WORK REQUIRED.
Take down each entry exactly as written.

MATERIAL FOR THE TASK.
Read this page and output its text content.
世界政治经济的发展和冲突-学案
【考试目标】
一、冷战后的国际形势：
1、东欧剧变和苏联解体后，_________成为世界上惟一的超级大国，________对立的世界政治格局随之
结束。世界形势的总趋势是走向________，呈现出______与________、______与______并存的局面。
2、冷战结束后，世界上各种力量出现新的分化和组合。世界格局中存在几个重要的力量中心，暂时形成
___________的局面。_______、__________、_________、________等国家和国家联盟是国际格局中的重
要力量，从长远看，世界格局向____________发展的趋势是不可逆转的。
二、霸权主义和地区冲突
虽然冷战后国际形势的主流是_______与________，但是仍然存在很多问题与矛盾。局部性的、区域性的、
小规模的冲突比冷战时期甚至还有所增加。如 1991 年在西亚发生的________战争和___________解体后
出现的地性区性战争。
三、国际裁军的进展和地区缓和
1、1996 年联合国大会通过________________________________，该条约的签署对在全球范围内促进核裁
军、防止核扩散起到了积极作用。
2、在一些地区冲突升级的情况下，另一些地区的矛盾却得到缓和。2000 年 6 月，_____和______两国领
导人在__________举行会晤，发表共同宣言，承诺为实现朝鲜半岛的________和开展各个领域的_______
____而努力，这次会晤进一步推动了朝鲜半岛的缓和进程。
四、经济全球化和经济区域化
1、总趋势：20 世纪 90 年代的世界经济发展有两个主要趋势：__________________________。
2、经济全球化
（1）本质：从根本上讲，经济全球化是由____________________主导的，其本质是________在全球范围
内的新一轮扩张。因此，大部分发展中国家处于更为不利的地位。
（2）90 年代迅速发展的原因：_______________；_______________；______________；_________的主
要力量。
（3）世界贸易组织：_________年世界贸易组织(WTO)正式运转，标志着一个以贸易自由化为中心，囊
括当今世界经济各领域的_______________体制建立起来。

CORRECT ANSWER.
Read this page and output its text content.
世界政治经济的发展和冲突-学案
【考试目标】
一、冷战后的国际形势：
1、东欧剧变和苏联解体后，_________成为世界上惟一的超级大国，________对立的世界政治格局随之
结束。世界形势的总趋势是走向________，呈现出______与________、______与______并存的局面。
2、冷战结束后，世界上各种力量出现新的分化和组合。世界格局中存在几个重要的力量中心，暂时形成
___________的局面。_______、__________、_________、________等国家和国家联盟是国际格局中的重
要力量，从长远看，世界格局向____________发展的趋势是不可逆转的。
二、霸权主义和地区冲突
虽然冷战后国际形势的主流是_______与________，但是仍然存在很多问题与矛盾。局部性的、区域性的、
小规模的冲突比冷战时期甚至还有所增加。如 1991 年在西亚发生的________战争和___________解体后
出现的地性区性战争。
三、国际裁军的进展和地区缓和
1、1996 年联合国大会通过________________________________，该条约的签署对在全球范围内促进核裁
军、防止核扩散起到了积极作用。
2、在一些地区冲突升级的情况下，另一些地区的矛盾却得到缓和。2000 年 6 月，_____和______两国领
导人在__________举行会晤，发表共同宣言，承诺为实现朝鲜半岛的________和开展各个领域的_______
____而努力，这次会晤进一步推动了朝鲜半岛的缓和进程。
四、经济全球化和经济区域化
1、总趋势：20 世纪 90 年代的世界经济发展有两个主要趋势：__________________________。
2、经济全球化
（1）本质：从根本上讲，经济全球化是由____________________主导的，其本质是________在全球范围
内的新一轮扩张。因此，大部分发展中国家处于更为不利的地位。
（2）90 年代迅速发展的原因：_______________；_______________；______________；_________的主
要力量。
（3）世界贸易组织：_________年世界贸易组织(WTO)正式运转，标志着一个以贸易自由化为中心，囊
括当今世界经济各领域的_______________体制建立起来。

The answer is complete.